• **Exercise**: Each entry here needs to be set down again exactly, please; pictures are left out.

• **Exercise data**:
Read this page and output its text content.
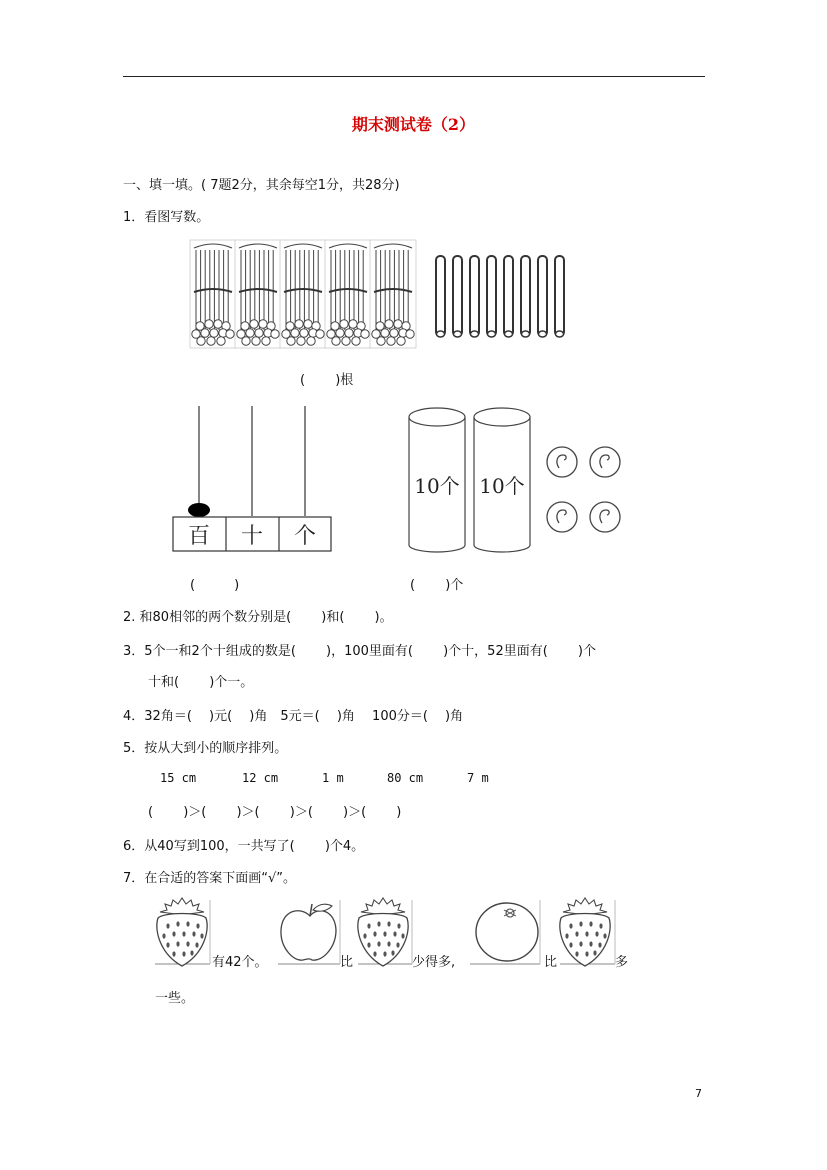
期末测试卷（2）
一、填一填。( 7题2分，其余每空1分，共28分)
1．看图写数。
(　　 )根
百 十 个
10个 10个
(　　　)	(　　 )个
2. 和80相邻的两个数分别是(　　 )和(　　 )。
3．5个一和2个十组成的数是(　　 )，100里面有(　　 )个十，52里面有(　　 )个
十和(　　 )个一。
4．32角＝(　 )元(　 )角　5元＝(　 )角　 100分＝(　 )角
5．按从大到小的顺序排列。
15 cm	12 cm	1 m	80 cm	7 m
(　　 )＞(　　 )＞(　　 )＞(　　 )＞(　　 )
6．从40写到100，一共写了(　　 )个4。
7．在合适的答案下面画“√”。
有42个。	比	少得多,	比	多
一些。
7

• **Solution for this exercise**:
Read this page and output its text content.
期末测试卷（2）
一、填一填。( 7题2分，其余每空1分，共28分)
1．看图写数。
(　　 )根
百 十 个
10个 10个
(　　　)	(　　 )个
2. 和80相邻的两个数分别是(　　 )和(　　 )。
3．5个一和2个十组成的数是(　　 )，100里面有(　　 )个十，52里面有(　　 )个
十和(　　 )个一。
4．32角＝(　 )元(　 )角　5元＝(　 )角　 100分＝(　 )角
5．按从大到小的顺序排列。
15 cm	12 cm	1 m	80 cm	7 m
(　　 )＞(　　 )＞(　　 )＞(　　 )＞(　　 )
6．从40写到100，一共写了(　　 )个4。
7．在合适的答案下面画“√”。
有42个。	比	少得多,	比	多
一些。
7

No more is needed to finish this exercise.